What the exercise asks:
For the listing below, give the count of lines containing "type", and no other text.

Input rows:

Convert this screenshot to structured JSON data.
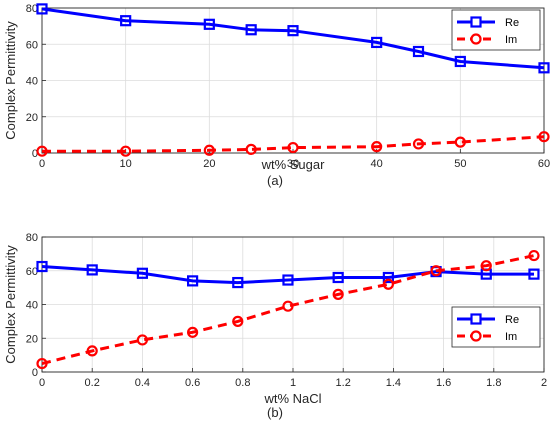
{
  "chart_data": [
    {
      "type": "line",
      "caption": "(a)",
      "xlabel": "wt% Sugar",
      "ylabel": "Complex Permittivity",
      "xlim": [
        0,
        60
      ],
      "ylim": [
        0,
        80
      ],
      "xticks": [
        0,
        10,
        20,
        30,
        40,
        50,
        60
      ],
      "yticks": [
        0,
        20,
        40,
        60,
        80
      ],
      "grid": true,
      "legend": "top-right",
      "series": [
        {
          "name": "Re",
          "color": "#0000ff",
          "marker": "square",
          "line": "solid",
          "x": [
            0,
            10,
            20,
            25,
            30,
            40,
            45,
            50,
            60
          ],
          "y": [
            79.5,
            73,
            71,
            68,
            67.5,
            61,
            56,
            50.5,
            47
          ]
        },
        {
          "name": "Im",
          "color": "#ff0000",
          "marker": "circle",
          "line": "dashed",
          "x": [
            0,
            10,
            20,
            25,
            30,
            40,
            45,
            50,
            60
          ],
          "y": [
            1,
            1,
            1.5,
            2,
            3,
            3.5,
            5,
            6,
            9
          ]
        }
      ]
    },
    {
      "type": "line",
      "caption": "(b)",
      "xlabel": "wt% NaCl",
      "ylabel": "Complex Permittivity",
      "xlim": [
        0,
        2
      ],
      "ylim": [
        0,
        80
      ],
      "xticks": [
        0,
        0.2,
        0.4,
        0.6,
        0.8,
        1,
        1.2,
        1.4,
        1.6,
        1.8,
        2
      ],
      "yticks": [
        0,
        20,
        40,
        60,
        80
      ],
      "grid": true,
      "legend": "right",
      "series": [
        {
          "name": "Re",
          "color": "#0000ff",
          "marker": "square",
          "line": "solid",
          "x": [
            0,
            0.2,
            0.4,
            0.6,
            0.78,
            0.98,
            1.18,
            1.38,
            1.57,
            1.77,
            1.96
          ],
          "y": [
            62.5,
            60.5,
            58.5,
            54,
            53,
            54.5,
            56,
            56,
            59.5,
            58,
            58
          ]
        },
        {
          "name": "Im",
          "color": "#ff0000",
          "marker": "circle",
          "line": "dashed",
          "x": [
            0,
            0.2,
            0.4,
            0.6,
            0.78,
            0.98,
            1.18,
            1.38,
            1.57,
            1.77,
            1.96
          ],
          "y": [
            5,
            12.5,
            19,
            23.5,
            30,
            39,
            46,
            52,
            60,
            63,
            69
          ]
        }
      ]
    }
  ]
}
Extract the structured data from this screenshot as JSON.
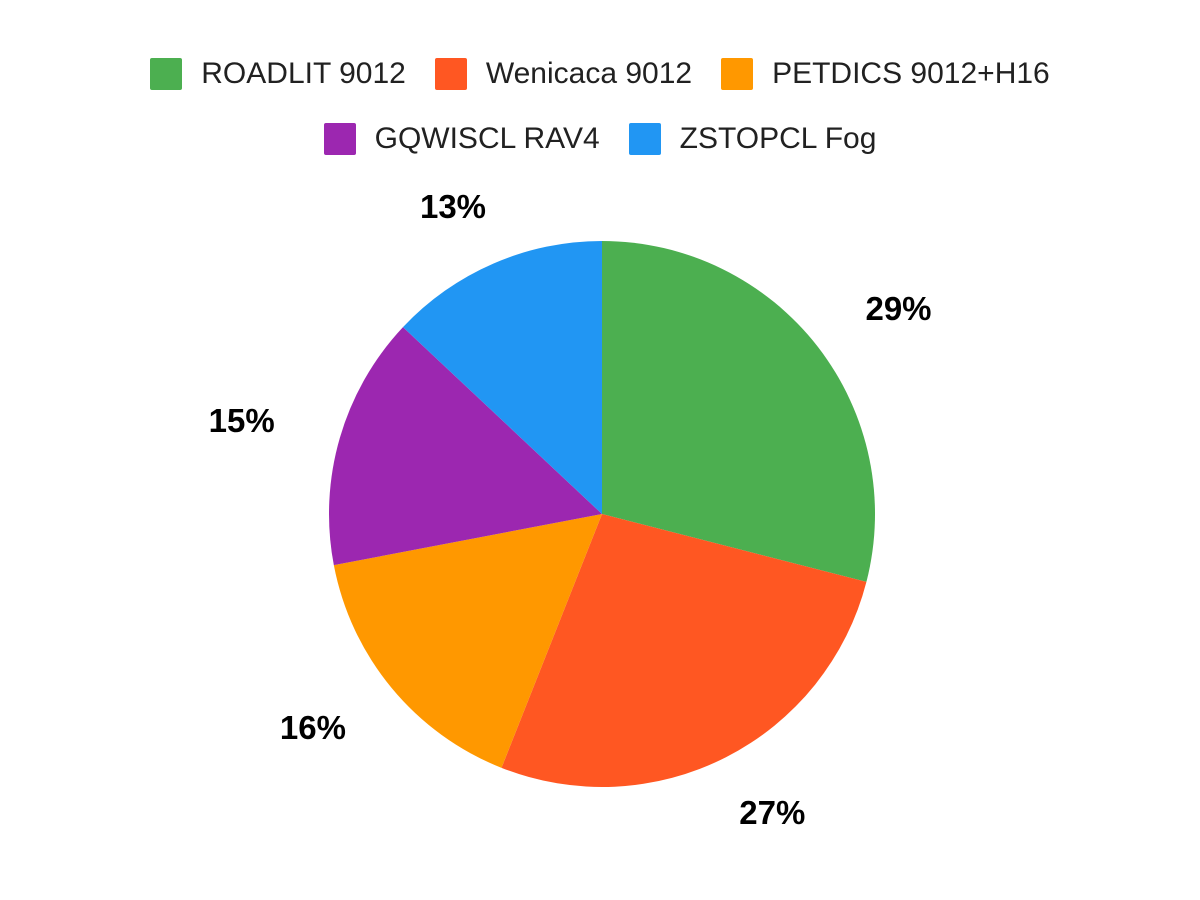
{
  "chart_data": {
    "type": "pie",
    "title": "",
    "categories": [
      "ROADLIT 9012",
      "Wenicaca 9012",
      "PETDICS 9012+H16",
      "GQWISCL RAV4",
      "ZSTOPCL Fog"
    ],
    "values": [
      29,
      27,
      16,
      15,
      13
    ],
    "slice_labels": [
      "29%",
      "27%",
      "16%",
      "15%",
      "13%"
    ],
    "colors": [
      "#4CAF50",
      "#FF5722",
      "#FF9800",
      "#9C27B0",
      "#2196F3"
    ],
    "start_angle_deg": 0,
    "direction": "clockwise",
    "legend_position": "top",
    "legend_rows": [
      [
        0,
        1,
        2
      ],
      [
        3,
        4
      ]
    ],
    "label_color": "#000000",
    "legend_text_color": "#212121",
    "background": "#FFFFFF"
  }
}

...

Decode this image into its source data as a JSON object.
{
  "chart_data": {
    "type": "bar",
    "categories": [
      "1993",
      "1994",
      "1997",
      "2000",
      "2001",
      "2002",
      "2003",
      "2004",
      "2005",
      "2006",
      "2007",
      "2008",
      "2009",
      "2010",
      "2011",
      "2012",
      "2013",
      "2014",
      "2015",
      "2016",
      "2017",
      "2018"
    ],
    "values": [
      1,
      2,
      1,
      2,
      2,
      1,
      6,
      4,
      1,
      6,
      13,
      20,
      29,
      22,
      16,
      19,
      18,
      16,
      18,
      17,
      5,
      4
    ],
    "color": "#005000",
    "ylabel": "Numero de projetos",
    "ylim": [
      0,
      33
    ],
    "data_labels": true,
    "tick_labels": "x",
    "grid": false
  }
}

Solution for this problem:
4